• **ПОСТАНОВКА ЗАДАЧИ**
Представь все строки приведённых ниже записей в виде JSON-списка строк, где каждой строке записей соответствует одна строка списка, а пустые строки пропущены. Картинки в ответ не включай.

◇ ◇ ◇ ◇

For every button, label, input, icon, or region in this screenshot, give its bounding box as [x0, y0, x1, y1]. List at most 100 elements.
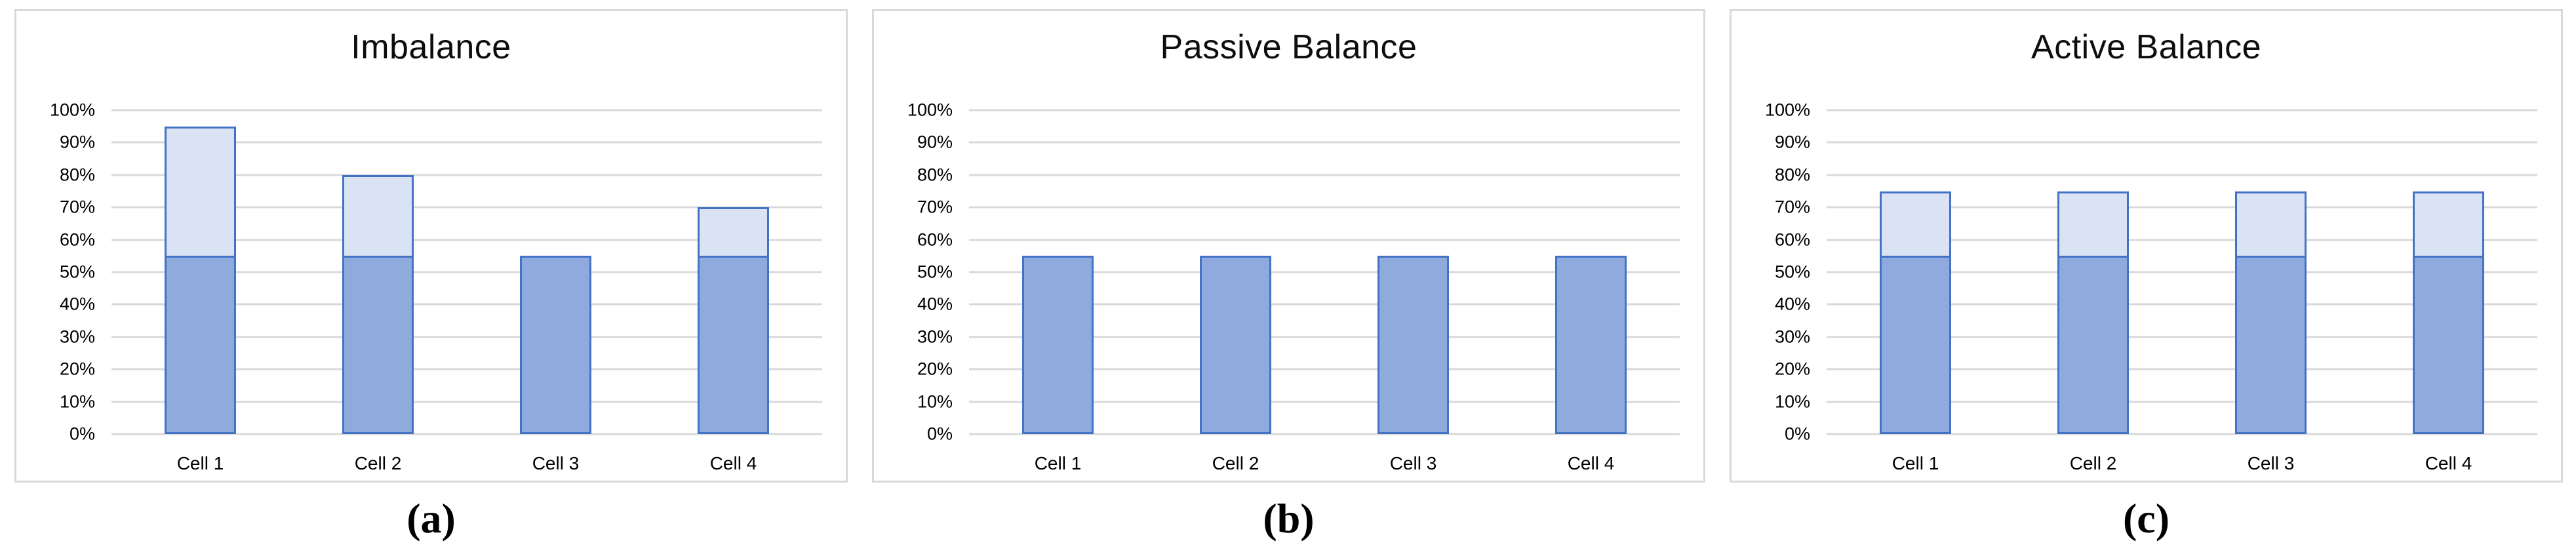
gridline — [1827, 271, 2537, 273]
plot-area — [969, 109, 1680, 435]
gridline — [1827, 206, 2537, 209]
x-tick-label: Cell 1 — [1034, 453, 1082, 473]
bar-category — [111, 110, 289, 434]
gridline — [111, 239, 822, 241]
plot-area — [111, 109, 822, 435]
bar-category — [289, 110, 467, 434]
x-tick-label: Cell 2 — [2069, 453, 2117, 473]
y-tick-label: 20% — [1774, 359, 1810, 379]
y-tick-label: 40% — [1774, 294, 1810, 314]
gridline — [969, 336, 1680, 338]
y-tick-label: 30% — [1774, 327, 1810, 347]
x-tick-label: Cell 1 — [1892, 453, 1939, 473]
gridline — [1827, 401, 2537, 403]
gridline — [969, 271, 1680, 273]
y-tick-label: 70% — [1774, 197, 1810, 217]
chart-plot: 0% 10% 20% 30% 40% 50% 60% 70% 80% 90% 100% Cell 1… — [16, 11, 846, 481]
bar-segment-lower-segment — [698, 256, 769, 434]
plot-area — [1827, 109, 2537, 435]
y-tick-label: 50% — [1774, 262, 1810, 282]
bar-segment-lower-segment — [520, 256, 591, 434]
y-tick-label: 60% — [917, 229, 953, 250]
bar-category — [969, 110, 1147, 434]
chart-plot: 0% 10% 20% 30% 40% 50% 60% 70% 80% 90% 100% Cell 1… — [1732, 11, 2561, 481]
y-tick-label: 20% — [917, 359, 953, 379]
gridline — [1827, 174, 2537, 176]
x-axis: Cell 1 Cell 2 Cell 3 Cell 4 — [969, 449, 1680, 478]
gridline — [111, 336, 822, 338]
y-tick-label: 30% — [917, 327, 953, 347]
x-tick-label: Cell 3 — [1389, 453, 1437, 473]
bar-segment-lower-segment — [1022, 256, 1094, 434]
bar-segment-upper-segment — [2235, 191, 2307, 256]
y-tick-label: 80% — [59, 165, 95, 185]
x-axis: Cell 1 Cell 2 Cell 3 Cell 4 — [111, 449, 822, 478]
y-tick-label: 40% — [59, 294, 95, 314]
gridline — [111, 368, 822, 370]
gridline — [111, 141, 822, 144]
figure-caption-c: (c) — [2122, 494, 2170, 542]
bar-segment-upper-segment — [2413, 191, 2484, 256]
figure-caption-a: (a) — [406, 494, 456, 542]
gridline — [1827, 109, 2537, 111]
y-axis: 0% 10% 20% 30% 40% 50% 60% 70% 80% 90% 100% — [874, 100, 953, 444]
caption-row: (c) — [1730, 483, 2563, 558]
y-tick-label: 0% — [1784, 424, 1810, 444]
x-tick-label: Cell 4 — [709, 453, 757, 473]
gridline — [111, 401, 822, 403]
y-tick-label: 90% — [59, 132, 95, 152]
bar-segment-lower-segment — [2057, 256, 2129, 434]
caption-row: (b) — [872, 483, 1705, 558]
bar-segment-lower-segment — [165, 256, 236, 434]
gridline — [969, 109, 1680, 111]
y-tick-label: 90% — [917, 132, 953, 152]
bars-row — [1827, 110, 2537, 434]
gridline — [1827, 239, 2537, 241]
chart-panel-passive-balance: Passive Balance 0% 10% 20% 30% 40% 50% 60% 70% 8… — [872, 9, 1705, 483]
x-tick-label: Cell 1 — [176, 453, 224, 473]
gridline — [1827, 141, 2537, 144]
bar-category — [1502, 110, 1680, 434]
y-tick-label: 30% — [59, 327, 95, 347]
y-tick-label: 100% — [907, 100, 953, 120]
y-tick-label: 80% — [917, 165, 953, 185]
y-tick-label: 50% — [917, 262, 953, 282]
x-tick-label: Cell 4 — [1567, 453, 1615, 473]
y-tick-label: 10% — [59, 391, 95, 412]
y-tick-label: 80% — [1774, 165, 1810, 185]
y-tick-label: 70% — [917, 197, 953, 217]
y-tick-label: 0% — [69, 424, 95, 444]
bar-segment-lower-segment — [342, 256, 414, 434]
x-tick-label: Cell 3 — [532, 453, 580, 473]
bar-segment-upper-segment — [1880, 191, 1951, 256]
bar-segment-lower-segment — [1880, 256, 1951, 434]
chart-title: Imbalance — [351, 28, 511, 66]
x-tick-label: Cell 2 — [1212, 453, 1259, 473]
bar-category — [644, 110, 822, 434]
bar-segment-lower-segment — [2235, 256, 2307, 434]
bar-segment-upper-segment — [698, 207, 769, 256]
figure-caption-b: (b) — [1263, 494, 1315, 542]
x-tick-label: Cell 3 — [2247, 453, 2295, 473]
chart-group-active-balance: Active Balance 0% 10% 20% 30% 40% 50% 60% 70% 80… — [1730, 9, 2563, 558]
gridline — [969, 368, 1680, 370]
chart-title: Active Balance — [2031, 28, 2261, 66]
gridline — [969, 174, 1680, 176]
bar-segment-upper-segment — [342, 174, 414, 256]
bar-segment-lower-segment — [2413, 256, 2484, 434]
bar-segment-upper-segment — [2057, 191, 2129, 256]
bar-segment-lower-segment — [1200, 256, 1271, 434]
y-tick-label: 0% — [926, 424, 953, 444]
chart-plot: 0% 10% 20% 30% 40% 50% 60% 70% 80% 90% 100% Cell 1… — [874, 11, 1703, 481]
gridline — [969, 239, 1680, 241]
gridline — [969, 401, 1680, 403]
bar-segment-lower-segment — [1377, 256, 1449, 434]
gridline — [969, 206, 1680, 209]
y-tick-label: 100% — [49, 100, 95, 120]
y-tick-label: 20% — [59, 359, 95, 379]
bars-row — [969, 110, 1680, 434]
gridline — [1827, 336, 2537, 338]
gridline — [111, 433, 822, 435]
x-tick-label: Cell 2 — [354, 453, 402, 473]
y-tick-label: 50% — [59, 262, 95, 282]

◇ ◇ ◇ ◇

• **РЕШЕНИЕ ЗАДАЧИ**
[
  "For every button, label, input, icon, or region in this screenshot, give its bounding box as [x0, y0, x1, y1]. List at most 100 elements.",
  "gridline — [1827, 271, 2537, 273]",
  "plot-area — [969, 109, 1680, 435]",
  "gridline — [1827, 206, 2537, 209]",
  "x-tick-label: Cell 1 — [1034, 453, 1082, 473]",
  "bar-category — [111, 110, 289, 434]",
  "gridline — [111, 239, 822, 241]",
  "plot-area — [111, 109, 822, 435]",
  "bar-category — [289, 110, 467, 434]",
  "x-tick-label: Cell 2 — [2069, 453, 2117, 473]",
  "y-tick-label: 20% — [1774, 359, 1810, 379]",
  "y-tick-label: 40% — [1774, 294, 1810, 314]",
  "gridline — [969, 336, 1680, 338]",
  "y-tick-label: 30% — [1774, 327, 1810, 347]",
  "x-tick-label: Cell 1 — [1892, 453, 1939, 473]",
  "gridline — [1827, 401, 2537, 403]",
  "gridline — [969, 271, 1680, 273]",
  "y-tick-label: 70% — [1774, 197, 1810, 217]",
  "chart-plot: 0% 10% 20% 30% 40% 50% 60% 70% 80% 90% 100% Cell 1… — [16, 11, 846, 481]",
  "bar-segment-lower-segment — [698, 256, 769, 434]",
  "plot-area — [1827, 109, 2537, 435]",
  "y-tick-label: 50% — [1774, 262, 1810, 282]",
  "bar-segment-lower-segment — [520, 256, 591, 434]",
  "y-tick-label: 60% — [917, 229, 953, 250]",
  "bar-category — [969, 110, 1147, 434]",
  "chart-plot: 0% 10% 20% 30% 40% 50% 60% 70% 80% 90% 100% Cell 1… — [1732, 11, 2561, 481]",
  "y-tick-label: 20% — [917, 359, 953, 379]",
  "gridline — [1827, 174, 2537, 176]",
  "x-axis: Cell 1 Cell 2 Cell 3 Cell 4 — [969, 449, 1680, 478]",
  "gridline — [111, 336, 822, 338]",
  "y-tick-label: 30% — [917, 327, 953, 347]",
  "x-tick-label: Cell 3 — [1389, 453, 1437, 473]",
  "bar-segment-lower-segment — [1022, 256, 1094, 434]",
  "bar-segment-upper-segment — [2235, 191, 2307, 256]",
  "y-tick-label: 80% — [59, 165, 95, 185]",
  "x-axis: Cell 1 Cell 2 Cell 3 Cell 4 — [111, 449, 822, 478]",
  "y-tick-label: 40% — [59, 294, 95, 314]",
  "gridline — [111, 368, 822, 370]",
  "gridline — [111, 141, 822, 144]",
  "figure-caption-c: (c) — [2122, 494, 2170, 542]",
  "bar-segment-upper-segment — [2413, 191, 2484, 256]",
  "figure-caption-a: (a) — [406, 494, 456, 542]",
  "gridline — [1827, 109, 2537, 111]",
  "y-axis: 0% 10% 20% 30% 40% 50% 60% 70% 80% 90% 100% — [874, 100, 953, 444]",
  "caption-row: (c) — [1730, 483, 2563, 558]",
  "y-tick-label: 0% — [1784, 424, 1810, 444]",
  "x-tick-label: Cell 4 — [709, 453, 757, 473]",
  "gridline — [111, 401, 822, 403]",
  "y-tick-label: 90% — [59, 132, 95, 152]",
  "bar-segment-lower-segment — [2057, 256, 2129, 434]",
  "caption-row: (b) — [872, 483, 1705, 558]",
  "bar-segment-lower-segment — [165, 256, 236, 434]",
  "gridline — [969, 109, 1680, 111]",
  "y-tick-label: 90% — [917, 132, 953, 152]",
  "bars-row — [1827, 110, 2537, 434]",
  "gridline — [1827, 239, 2537, 241]",
  "chart-panel-passive-balance: Passive Balance 0% 10% 20% 30% 40% 50% 60% 70% 8… — [872, 9, 1705, 483]",
  "x-tick-label: Cell 1 — [176, 453, 224, 473]",
  "gridline — [1827, 141, 2537, 144]",
  "bar-category — [1502, 110, 1680, 434]",
  "y-tick-label: 30% — [59, 327, 95, 347]",
  "y-tick-label: 100% — [907, 100, 953, 120]",
  "y-tick-label: 80% — [917, 165, 953, 185]",
  "y-tick-label: 50% — [917, 262, 953, 282]",
  "x-tick-label: Cell 4 — [1567, 453, 1615, 473]",
  "y-tick-label: 10% — [59, 391, 95, 412]",
  "y-tick-label: 80% — [1774, 165, 1810, 185]",
  "y-tick-label: 70% — [917, 197, 953, 217]",
  "y-tick-label: 0% — [69, 424, 95, 444]",
  "bar-segment-lower-segment — [342, 256, 414, 434]",
  "x-tick-label: Cell 3 — [532, 453, 580, 473]",
  "bar-segment-upper-segment — [1880, 191, 1951, 256]",
  "bar-segment-lower-segment — [1880, 256, 1951, 434]",
  "chart-title: Imbalance — [351, 28, 511, 66]",
  "x-tick-label: Cell 2 — [1212, 453, 1259, 473]",
  "bar-category — [644, 110, 822, 434]",
  "bar-segment-lower-segment — [2235, 256, 2307, 434]",
  "bar-segment-upper-segment — [698, 207, 769, 256]",
  "figure-caption-b: (b) — [1263, 494, 1315, 542]",
  "x-tick-label: Cell 3 — [2247, 453, 2295, 473]",
  "chart-group-active-balance: Active Balance 0% 10% 20% 30% 40% 50% 60% 70% 80… — [1730, 9, 2563, 558]",
  "gridline — [969, 368, 1680, 370]",
  "chart-title: Active Balance — [2031, 28, 2261, 66]",
  "gridline — [969, 174, 1680, 176]",
  "bar-segment-upper-segment — [342, 174, 414, 256]",
  "bar-segment-lower-segment — [2413, 256, 2484, 434]",
  "bar-segment-upper-segment — [2057, 191, 2129, 256]",
  "bar-segment-lower-segment — [1200, 256, 1271, 434]",
  "y-tick-label: 0% — [926, 424, 953, 444]",
  "chart-plot: 0% 10% 20% 30% 40% 50% 60% 70% 80% 90% 100% Cell 1… — [874, 11, 1703, 481]",
  "gridline — [969, 239, 1680, 241]",
  "gridline — [969, 401, 1680, 403]",
  "bar-segment-lower-segment — [1377, 256, 1449, 434]",
  "gridline — [969, 206, 1680, 209]",
  "y-tick-label: 100% — [49, 100, 95, 120]",
  "y-tick-label: 20% — [59, 359, 95, 379]",
  "bars-row — [969, 110, 1680, 434]",
  "gridline — [1827, 336, 2537, 338]",
  "gridline — [111, 433, 822, 435]",
  "x-tick-label: Cell 2 — [354, 453, 402, 473]",
  "y-tick-label: 50% — [59, 262, 95, 282]"
]